Text section:
++++

Chapter 9, Problem 9.11P

(a)

Interpretation Introduction

Interpretation:

Equilibrium chemical reaction of imidazole and imidazole hydrochloride with constants $K_{\text{b}}$ and $K_{\text{a}}$ has to be determined.

Concept Introduction:

$K_{\text{a}}$ for reaction is defined as dissociation constant for acid. It helps to determine the amount of hydrogen ions in acid. $K_{\text{b}}$ for reaction is defined as association constant for base. It helps to determine the amount of hydroxide ions in base.

Explanation of Solution

The equilibrium reaction for imidazole with equilibrium constant $K_{\text{b}}$ is as follows:

  ${\text{C}}_{\text{3}}{\text{H}}_{\text{4}}{\text{N}}_{\text{2}}+{\text{H}}_{\text{2}}\text{O}\stackrel{K_{\text{b}}}{\rightleftharpoons }{\text{C}}_{\text{3}}{\text{NH}}_{\text{4}}{\text{NH}}^{+}+{\text{OH}}^{-}$

The equilibrium reaction for imidazole hydrochloride with equilibrium constant $K_{\text{a}}$ is as follows:

  ${\text{C}}_{\text{3}}{\text{NH}}_{\text{4}}{\text{NH}}^{+}{\text{Cl}}^{-}+{\text{H}}_{\text{2}}\text{O}\stackrel{K_{\text{a}}}{\rightleftharpoons }{\text{C}}_{\text{3}}{\text{N}}_2{\text{H}}_{\text{4}}{}^{+}+{\text{H}}_3{\text{O}}^{+}{\text{Cl}}^{-}$

(b)

Interpretation Introduction

Interpretation:

Value of $\text{pH}$ for a solution that contains imidazole and imidazole hydrochloride has to be calculated.

Concept Introduction:

$K_{\text{a}}$ for reaction is defined as dissociation constant for acid. It helps to determine the amount of hydrogen ions in acid. $K_{\text{b}}$ for reaction is defined as association constant for base. It helps to determine the amount of hydroxide ions in base.

The expression used to calculate concentration of compound is as follows:

  $\text{Concentration}=\frac{\text{moles}}{\text{volume}\left(\text{L}\right)}$

The formula for moles is as follows:

  $\text{Moles}=\frac{\text{mass of solute}}{\text{molar mass of solute}}$

Explanation of Solution

The formula to calculate concentration of imidazole $\left(\text{I}\right)$ is as follows:

  $\left[\text{I}\right]=\frac{\left(\frac{m_{\text{I}}}{M_{\text{I}}}\right)}{V\left(\text{L}\right)}$        (1)

++++

Material:
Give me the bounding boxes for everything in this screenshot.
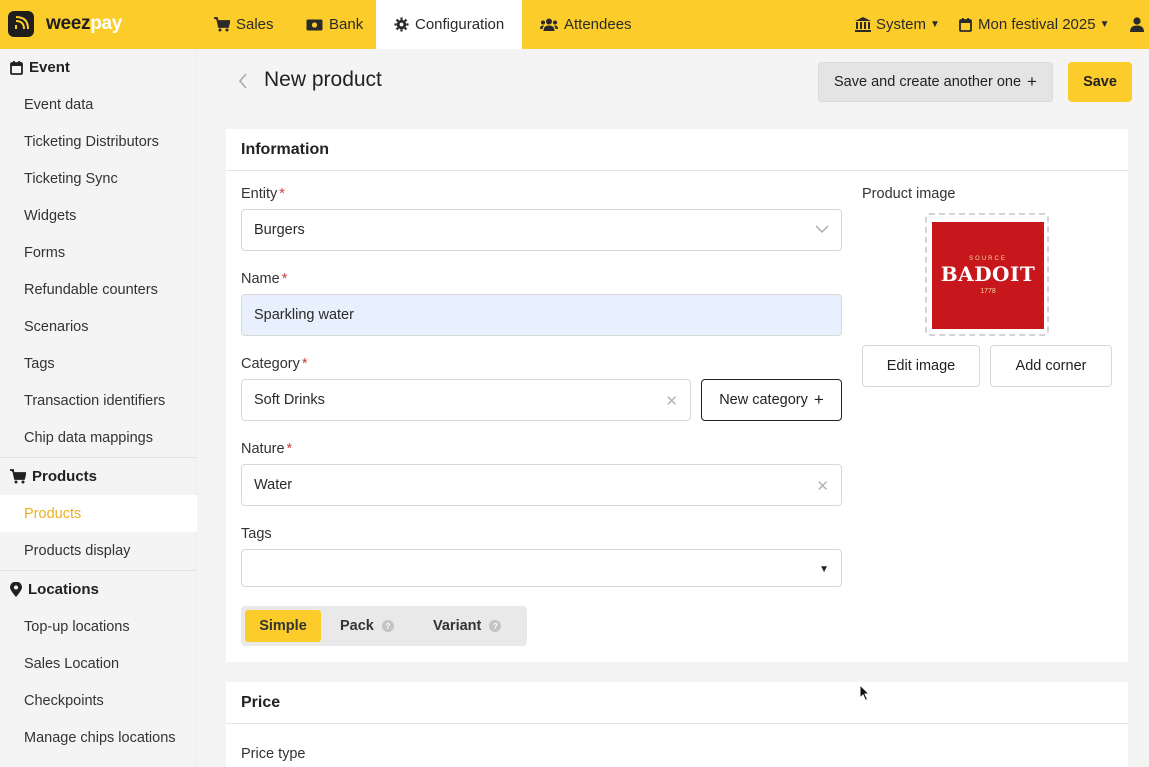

++++

Requirement: Rewrite the imidazole worked problem from "The equilibrium reaction for imidazole hydrochloride" up to and including "to be calculated.", changing "imidazole hydrochloride" to "imidazolium chloride".

Result of this exercise:
The equilibrium reaction for imidazolium chloride with equilibrium constant $K_{\text{a}}$ is as follows:

  ${\text{C}}_{\text{3}}{\text{NH}}_{\text{4}}{\text{NH}}^{+}{\text{Cl}}^{-}+{\text{H}}_{\text{2}}\text{O}\stackrel{K_{\text{a}}}{\rightleftharpoons }{\text{C}}_{\text{3}}{\text{N}}_2{\text{H}}_{\text{4}}{}^{+}+{\text{H}}_3{\text{O}}^{+}{\text{Cl}}^{-}$

(b)

Interpretation Introduction

Interpretation:

Value of $\text{pH}$ for a solution that contains imidazole and imidazolium chloride has to be calculated.